● Task directions: Reproduce the listing below line for line, with no changes.
## START Supplied records
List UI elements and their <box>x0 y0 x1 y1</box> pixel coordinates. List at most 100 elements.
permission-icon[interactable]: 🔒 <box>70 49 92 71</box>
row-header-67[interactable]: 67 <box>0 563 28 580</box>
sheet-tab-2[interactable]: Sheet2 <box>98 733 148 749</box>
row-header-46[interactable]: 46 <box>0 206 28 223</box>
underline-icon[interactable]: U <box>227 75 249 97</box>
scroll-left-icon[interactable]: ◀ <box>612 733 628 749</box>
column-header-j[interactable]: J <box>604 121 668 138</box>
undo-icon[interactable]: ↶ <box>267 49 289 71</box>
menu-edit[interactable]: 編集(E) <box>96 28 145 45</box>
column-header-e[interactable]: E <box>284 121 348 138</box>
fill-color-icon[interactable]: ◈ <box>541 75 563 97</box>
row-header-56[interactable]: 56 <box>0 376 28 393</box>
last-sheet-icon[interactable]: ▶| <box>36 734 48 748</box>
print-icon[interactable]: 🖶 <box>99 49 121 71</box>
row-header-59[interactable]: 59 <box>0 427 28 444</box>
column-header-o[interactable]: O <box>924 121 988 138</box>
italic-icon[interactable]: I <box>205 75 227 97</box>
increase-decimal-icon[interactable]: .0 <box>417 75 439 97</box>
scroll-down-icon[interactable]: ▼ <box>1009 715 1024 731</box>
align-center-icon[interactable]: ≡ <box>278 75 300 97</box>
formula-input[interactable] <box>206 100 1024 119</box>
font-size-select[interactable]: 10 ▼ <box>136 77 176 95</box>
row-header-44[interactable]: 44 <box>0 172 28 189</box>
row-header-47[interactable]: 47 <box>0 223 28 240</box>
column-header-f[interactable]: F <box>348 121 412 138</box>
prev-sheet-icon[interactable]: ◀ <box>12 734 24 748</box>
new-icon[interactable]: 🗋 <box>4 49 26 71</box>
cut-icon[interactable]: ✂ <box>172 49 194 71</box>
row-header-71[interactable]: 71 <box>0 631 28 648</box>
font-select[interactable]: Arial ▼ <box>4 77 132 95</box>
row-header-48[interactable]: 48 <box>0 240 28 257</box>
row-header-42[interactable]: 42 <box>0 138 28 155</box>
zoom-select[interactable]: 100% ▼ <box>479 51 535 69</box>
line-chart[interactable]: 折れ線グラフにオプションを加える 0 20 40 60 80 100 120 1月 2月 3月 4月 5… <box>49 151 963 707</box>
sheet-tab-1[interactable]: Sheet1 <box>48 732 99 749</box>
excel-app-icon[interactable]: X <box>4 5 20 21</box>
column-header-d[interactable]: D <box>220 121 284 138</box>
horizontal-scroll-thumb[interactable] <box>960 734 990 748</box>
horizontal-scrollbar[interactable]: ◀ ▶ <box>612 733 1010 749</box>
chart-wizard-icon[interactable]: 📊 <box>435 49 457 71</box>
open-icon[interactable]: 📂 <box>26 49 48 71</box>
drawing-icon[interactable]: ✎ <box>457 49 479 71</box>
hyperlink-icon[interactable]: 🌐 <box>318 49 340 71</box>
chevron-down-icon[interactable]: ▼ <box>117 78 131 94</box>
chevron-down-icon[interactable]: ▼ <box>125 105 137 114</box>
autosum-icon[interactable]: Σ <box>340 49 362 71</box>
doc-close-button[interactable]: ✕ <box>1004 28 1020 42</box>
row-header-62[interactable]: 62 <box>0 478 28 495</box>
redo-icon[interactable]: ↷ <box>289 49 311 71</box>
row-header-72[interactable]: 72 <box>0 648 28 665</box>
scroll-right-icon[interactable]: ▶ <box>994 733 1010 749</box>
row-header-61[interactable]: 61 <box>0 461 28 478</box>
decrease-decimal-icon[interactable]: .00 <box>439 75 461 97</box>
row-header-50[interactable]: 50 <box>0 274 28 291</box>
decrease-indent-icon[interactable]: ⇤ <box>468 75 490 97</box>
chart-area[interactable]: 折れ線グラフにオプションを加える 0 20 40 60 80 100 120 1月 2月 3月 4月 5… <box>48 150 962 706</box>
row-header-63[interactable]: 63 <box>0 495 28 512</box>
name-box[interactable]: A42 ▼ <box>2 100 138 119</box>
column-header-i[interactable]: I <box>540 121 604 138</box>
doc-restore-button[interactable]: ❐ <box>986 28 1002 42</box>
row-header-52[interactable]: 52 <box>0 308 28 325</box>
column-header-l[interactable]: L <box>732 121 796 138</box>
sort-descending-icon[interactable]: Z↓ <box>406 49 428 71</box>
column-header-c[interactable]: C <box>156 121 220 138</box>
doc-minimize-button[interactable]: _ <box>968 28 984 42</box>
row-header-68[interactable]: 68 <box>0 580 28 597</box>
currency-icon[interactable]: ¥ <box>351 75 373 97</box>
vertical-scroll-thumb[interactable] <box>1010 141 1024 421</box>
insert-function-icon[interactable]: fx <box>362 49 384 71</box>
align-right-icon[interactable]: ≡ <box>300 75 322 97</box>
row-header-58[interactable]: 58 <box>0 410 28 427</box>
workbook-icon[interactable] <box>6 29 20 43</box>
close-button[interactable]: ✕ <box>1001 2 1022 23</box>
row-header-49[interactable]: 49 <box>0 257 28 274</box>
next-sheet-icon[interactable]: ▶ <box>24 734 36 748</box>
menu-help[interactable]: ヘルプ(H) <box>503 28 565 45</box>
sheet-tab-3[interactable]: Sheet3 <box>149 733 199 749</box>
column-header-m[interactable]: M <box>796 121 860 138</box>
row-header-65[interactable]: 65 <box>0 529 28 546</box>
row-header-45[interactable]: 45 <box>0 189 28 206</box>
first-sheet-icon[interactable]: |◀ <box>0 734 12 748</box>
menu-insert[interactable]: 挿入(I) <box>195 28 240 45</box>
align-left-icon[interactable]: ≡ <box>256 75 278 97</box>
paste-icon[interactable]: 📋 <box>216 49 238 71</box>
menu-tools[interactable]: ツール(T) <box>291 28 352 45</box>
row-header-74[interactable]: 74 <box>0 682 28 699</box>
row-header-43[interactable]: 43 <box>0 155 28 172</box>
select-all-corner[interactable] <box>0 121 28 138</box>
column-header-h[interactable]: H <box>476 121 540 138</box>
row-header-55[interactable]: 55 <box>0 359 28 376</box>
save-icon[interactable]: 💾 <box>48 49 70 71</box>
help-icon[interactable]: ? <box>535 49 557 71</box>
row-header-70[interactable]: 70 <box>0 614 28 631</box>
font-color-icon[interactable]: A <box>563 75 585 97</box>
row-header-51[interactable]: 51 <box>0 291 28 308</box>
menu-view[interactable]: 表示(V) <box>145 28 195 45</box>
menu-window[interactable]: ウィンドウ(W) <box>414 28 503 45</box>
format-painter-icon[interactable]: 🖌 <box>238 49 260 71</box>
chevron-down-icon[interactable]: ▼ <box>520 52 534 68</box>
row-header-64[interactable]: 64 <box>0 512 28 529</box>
## END Supplied records
● Response to this task:
List UI elements and their <box>x0 y0 x1 y1</box> pixel coordinates. List at most 100 elements.
permission-icon[interactable]: 🔒 <box>70 49 92 71</box>
row-header-67[interactable]: 67 <box>0 563 28 580</box>
sheet-tab-2[interactable]: Sheet2 <box>98 733 148 749</box>
row-header-46[interactable]: 46 <box>0 206 28 223</box>
underline-icon[interactable]: U <box>227 75 249 97</box>
scroll-left-icon[interactable]: ◀ <box>612 733 628 749</box>
column-header-j[interactable]: J <box>604 121 668 138</box>
undo-icon[interactable]: ↶ <box>267 49 289 71</box>
menu-edit[interactable]: 編集(E) <box>96 28 145 45</box>
column-header-e[interactable]: E <box>284 121 348 138</box>
fill-color-icon[interactable]: ◈ <box>541 75 563 97</box>
row-header-56[interactable]: 56 <box>0 376 28 393</box>
last-sheet-icon[interactable]: ▶| <box>36 734 48 748</box>
print-icon[interactable]: 🖶 <box>99 49 121 71</box>
row-header-59[interactable]: 59 <box>0 427 28 444</box>
column-header-o[interactable]: O <box>924 121 988 138</box>
italic-icon[interactable]: I <box>205 75 227 97</box>
increase-decimal-icon[interactable]: .0 <box>417 75 439 97</box>
scroll-down-icon[interactable]: ▼ <box>1009 715 1024 731</box>
align-center-icon[interactable]: ≡ <box>278 75 300 97</box>
formula-input[interactable] <box>206 100 1024 119</box>
font-size-select[interactable]: 10 ▼ <box>136 77 176 95</box>
row-header-44[interactable]: 44 <box>0 172 28 189</box>
row-header-47[interactable]: 47 <box>0 223 28 240</box>
column-header-f[interactable]: F <box>348 121 412 138</box>
prev-sheet-icon[interactable]: ◀ <box>12 734 24 748</box>
new-icon[interactable]: 🗋 <box>4 49 26 71</box>
cut-icon[interactable]: ✂ <box>172 49 194 71</box>
row-header-71[interactable]: 71 <box>0 631 28 648</box>
font-select[interactable]: Arial ▼ <box>4 77 132 95</box>
row-header-48[interactable]: 48 <box>0 240 28 257</box>
row-header-42[interactable]: 42 <box>0 138 28 155</box>
zoom-select[interactable]: 100% ▼ <box>479 51 535 69</box>
line-chart[interactable]: 折れ線グラフにオプションを加える 0 20 40 60 80 100 120 1月 2月 3月 4月 5… <box>49 151 963 707</box>
sheet-tab-1[interactable]: Sheet1 <box>48 732 99 749</box>
excel-app-icon[interactable]: X <box>4 5 20 21</box>
column-header-d[interactable]: D <box>220 121 284 138</box>
horizontal-scroll-thumb[interactable] <box>960 734 990 748</box>
horizontal-scrollbar[interactable]: ◀ ▶ <box>612 733 1010 749</box>
chart-wizard-icon[interactable]: 📊 <box>435 49 457 71</box>
open-icon[interactable]: 📂 <box>26 49 48 71</box>
drawing-icon[interactable]: ✎ <box>457 49 479 71</box>
hyperlink-icon[interactable]: 🌐 <box>318 49 340 71</box>
chevron-down-icon[interactable]: ▼ <box>117 78 131 94</box>
chevron-down-icon[interactable]: ▼ <box>125 105 137 114</box>
autosum-icon[interactable]: Σ <box>340 49 362 71</box>
doc-close-button[interactable]: ✕ <box>1004 28 1020 42</box>
row-header-62[interactable]: 62 <box>0 478 28 495</box>
redo-icon[interactable]: ↷ <box>289 49 311 71</box>
row-header-72[interactable]: 72 <box>0 648 28 665</box>
scroll-right-icon[interactable]: ▶ <box>994 733 1010 749</box>
row-header-61[interactable]: 61 <box>0 461 28 478</box>
decrease-decimal-icon[interactable]: .00 <box>439 75 461 97</box>
row-header-50[interactable]: 50 <box>0 274 28 291</box>
decrease-indent-icon[interactable]: ⇤ <box>468 75 490 97</box>
chart-area[interactable]: 折れ線グラフにオプションを加える 0 20 40 60 80 100 120 1月 2月 3月 4月 5… <box>48 150 962 706</box>
row-header-63[interactable]: 63 <box>0 495 28 512</box>
name-box[interactable]: A42 ▼ <box>2 100 138 119</box>
column-header-i[interactable]: I <box>540 121 604 138</box>
doc-restore-button[interactable]: ❐ <box>986 28 1002 42</box>
row-header-52[interactable]: 52 <box>0 308 28 325</box>
column-header-l[interactable]: L <box>732 121 796 138</box>
sort-descending-icon[interactable]: Z↓ <box>406 49 428 71</box>
column-header-c[interactable]: C <box>156 121 220 138</box>
doc-minimize-button[interactable]: _ <box>968 28 984 42</box>
row-header-68[interactable]: 68 <box>0 580 28 597</box>
currency-icon[interactable]: ¥ <box>351 75 373 97</box>
vertical-scroll-thumb[interactable] <box>1010 141 1024 421</box>
insert-function-icon[interactable]: fx <box>362 49 384 71</box>
align-right-icon[interactable]: ≡ <box>300 75 322 97</box>
row-header-58[interactable]: 58 <box>0 410 28 427</box>
workbook-icon[interactable] <box>6 29 20 43</box>
close-button[interactable]: ✕ <box>1001 2 1022 23</box>
row-header-49[interactable]: 49 <box>0 257 28 274</box>
next-sheet-icon[interactable]: ▶ <box>24 734 36 748</box>
menu-help[interactable]: ヘルプ(H) <box>503 28 565 45</box>
sheet-tab-3[interactable]: Sheet3 <box>149 733 199 749</box>
column-header-m[interactable]: M <box>796 121 860 138</box>
row-header-65[interactable]: 65 <box>0 529 28 546</box>
row-header-45[interactable]: 45 <box>0 189 28 206</box>
first-sheet-icon[interactable]: |◀ <box>0 734 12 748</box>
menu-insert[interactable]: 挿入(I) <box>195 28 240 45</box>
align-left-icon[interactable]: ≡ <box>256 75 278 97</box>
paste-icon[interactable]: 📋 <box>216 49 238 71</box>
menu-tools[interactable]: ツール(T) <box>291 28 352 45</box>
row-header-74[interactable]: 74 <box>0 682 28 699</box>
row-header-43[interactable]: 43 <box>0 155 28 172</box>
select-all-corner[interactable] <box>0 121 28 138</box>
column-header-h[interactable]: H <box>476 121 540 138</box>
row-header-55[interactable]: 55 <box>0 359 28 376</box>
save-icon[interactable]: 💾 <box>48 49 70 71</box>
help-icon[interactable]: ? <box>535 49 557 71</box>
row-header-70[interactable]: 70 <box>0 614 28 631</box>
font-color-icon[interactable]: A <box>563 75 585 97</box>
row-header-51[interactable]: 51 <box>0 291 28 308</box>
menu-view[interactable]: 表示(V) <box>145 28 195 45</box>
menu-window[interactable]: ウィンドウ(W) <box>414 28 503 45</box>
format-painter-icon[interactable]: 🖌 <box>238 49 260 71</box>
chevron-down-icon[interactable]: ▼ <box>520 52 534 68</box>
row-header-64[interactable]: 64 <box>0 512 28 529</box>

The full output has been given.